§ Source document
* * *

Re: v13: Performance regression related to FORTIFY_SOURCE

От
Tom Lane
Дата:
Jeff Davis <pgsql@j-davis.com> writes:
> On Thu, 2020-06-04 at 16:35 -0400, Alvaro Herrera wrote:
>> If it is something worth worrying about, let's discuss what's a good
>> fix for it.

> I did post a fix for it, but it's not a very clean fix. I'm slightly
> inclined to proceed with that fix, but I was hoping someone else would
> have a better suggestion.
> How about if I wait another week, and if we still don't have a better
> fix, I will commit this one.

TBH, I don't think we should do this, at least not on the strength of the
evidence you posted so far.  It looks to me like you are micro-optimizing
for one compiler on one platform.  Moreover, you're basically trying to
work around a compiler codegen bug that might not be there next year.

I think what'd make more sense is to file this as a gcc bug ("why doesn't
it remove the useless object size check?") and see what they say about
that.  If the answer is that this isn't a gcc bug for whatever reason,
then we could think about whether we should work around it on the
source-code level.  Even then, I'd want more evidence than has been
presented about this not causing a regression on other toolchains/CPUs.

            regards, tom lane



Re: v13: Performance regression related to FORTIFY_SOURCE

От
Andres Freund
Дата:
Hi,

On 2020-04-19 15:07:22 -0700, Jeff Davis wrote:
> I brought up an issue where GCC in combination with FORTIFY_SOURCE[2]
> causes a perf regression for logical tapes after introducing
> LogicalTapeSetExtend()[3]. Unfortunately, FORTIFY_SOURCE is used by
> default on ubuntu. I have not observed the problem with clang.
>
> There is no reason why the change should trigger the regression, but it
> does. The slowdown is due to GCC switching to an inlined version of
> memcpy() for LogicalTapeWrite() at logtape.c:768. The change[3] seems
> to have little if anything to do with that.

FWIW, with gcc 10 and glibc 2.30 I don't see such a switch. Taking a
profile shows me:

       │       nthistime = TapeBlockPayloadSize - lt->pos;
       │       if (nthistime > size)
  3.01 │1  b0:   cmp          %rdx,%r12
  1.09 │         cmovbe       %r12,%rdx
       │       memcpy():
       │
       │       __fortify_function void *
       │       __NTH (memcpy (void *__restrict __dest, const void *__restrict __src,
       │       size_t __len))
       │       {
       │       return __builtin___memcpy_chk (__dest, __src, __len, __bos0 (__dest));
  2.44 │         mov          %r13,%rsi
       │       LogicalTapeWrite():
       │       nthistime = size;
       │       Assert(nthistime > 0);
       │
       │       memcpy(lt->buffer + lt->pos, ptr, nthistime);
  2.49 │         add          0x28(%rbx),%rdi
  0.28 │         mov          %rdx,%r15
       │       memcpy():
  4.65 │       → callq        memcpy@plt
       │       LogicalTapeWrite():

I.e. normal memcpy is getting called.

* * *

§ Supplied entries
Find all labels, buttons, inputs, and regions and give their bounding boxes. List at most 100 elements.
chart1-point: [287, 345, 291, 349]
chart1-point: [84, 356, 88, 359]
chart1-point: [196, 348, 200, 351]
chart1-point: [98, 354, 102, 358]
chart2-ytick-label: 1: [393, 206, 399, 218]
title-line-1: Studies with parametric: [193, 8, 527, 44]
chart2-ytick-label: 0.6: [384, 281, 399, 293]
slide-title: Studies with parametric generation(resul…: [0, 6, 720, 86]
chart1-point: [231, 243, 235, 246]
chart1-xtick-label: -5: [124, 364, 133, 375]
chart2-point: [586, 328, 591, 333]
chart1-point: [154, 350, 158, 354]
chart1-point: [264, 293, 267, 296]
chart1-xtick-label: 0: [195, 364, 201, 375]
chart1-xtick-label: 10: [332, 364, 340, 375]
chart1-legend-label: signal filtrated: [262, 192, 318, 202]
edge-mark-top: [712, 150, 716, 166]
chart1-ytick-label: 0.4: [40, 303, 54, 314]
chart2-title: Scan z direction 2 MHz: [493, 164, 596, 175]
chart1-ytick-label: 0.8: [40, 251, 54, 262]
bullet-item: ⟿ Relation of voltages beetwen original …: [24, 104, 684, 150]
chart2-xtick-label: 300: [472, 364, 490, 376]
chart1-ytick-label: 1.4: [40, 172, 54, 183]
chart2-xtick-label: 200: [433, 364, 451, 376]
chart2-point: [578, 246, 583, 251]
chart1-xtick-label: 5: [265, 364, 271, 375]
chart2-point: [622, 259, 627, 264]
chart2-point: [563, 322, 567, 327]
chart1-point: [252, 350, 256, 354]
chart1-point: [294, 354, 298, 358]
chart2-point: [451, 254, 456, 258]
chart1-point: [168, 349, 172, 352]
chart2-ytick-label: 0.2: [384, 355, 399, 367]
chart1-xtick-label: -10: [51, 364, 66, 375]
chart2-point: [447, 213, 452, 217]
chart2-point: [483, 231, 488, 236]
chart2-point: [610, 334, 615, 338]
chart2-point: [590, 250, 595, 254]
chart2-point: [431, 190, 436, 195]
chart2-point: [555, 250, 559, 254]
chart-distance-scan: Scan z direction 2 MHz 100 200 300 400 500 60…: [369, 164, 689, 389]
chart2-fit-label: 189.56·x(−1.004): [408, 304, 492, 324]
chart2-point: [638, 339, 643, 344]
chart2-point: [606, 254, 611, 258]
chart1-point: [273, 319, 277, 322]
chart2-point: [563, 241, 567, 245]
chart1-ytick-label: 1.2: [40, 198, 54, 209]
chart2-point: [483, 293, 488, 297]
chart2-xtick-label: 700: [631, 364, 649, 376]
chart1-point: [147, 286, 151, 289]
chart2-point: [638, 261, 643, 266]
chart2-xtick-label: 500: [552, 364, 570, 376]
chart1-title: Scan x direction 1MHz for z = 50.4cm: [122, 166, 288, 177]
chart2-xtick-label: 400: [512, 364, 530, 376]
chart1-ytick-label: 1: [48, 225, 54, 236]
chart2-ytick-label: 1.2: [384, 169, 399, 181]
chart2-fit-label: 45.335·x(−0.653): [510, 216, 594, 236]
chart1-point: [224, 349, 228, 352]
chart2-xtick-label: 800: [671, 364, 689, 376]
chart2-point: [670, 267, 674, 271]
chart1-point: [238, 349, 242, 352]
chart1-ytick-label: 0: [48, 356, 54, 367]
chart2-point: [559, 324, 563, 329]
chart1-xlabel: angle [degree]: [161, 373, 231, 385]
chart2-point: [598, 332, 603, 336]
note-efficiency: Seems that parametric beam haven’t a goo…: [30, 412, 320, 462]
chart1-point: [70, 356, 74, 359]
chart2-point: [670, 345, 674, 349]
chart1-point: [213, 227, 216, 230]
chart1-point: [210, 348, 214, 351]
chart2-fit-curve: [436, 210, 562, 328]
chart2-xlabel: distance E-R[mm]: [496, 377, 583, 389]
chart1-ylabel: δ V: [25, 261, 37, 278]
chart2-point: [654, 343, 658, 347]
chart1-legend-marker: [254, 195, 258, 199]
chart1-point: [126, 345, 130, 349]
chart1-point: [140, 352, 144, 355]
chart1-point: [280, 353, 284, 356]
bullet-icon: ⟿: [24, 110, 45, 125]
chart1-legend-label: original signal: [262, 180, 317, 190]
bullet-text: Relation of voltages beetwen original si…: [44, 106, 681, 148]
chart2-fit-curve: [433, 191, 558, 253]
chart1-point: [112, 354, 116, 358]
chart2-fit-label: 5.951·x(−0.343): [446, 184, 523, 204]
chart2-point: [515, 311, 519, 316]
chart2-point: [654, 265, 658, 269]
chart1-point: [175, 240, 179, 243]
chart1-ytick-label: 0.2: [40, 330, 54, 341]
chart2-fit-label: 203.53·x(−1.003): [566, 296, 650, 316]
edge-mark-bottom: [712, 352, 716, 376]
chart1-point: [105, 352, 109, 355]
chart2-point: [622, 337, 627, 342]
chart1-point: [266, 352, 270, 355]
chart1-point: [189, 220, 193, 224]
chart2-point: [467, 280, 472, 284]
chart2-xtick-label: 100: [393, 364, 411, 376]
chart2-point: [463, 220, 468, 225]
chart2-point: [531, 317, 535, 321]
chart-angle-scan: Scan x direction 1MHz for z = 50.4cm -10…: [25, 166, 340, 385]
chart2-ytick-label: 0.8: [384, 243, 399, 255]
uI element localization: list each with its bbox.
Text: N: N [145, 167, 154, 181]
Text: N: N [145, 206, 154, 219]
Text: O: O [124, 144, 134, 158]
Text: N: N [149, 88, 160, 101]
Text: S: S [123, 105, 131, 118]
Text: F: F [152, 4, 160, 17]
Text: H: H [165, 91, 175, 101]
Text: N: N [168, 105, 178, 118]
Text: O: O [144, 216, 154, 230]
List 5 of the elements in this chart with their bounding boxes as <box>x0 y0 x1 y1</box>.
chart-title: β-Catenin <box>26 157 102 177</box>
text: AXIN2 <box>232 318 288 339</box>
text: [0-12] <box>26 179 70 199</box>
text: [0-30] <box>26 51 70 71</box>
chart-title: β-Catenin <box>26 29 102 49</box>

* * *

§ Requirements
**a.** In the FORTIFY_SOURCE thread, with which compiler does Jeff Davis say he has not observed the problem?
**b.** Reproduce the FORTIFY_SOURCE thread from "On 2020-04-19 15:07:22" to "do with that.".

§ The answers
**a.** Clang.

**b.**
On 2020-04-19 15:07:22 -0700, Jeff Davis wrote:
> I brought up an issue where GCC in combination with FORTIFY_SOURCE[2]
> causes a perf regression for logical tapes after introducing
> LogicalTapeSetExtend()[3]. Unfortunately, FORTIFY_SOURCE is used by
> default on ubuntu. I have not observed the problem with clang.
>
> There is no reason why the change should trigger the regression, but it
> does. The slowdown is due to GCC switching to an inlined version of
> memcpy() for LogicalTapeWrite() at logtape.c:768. The change[3] seems
> to have little if anything to do with that.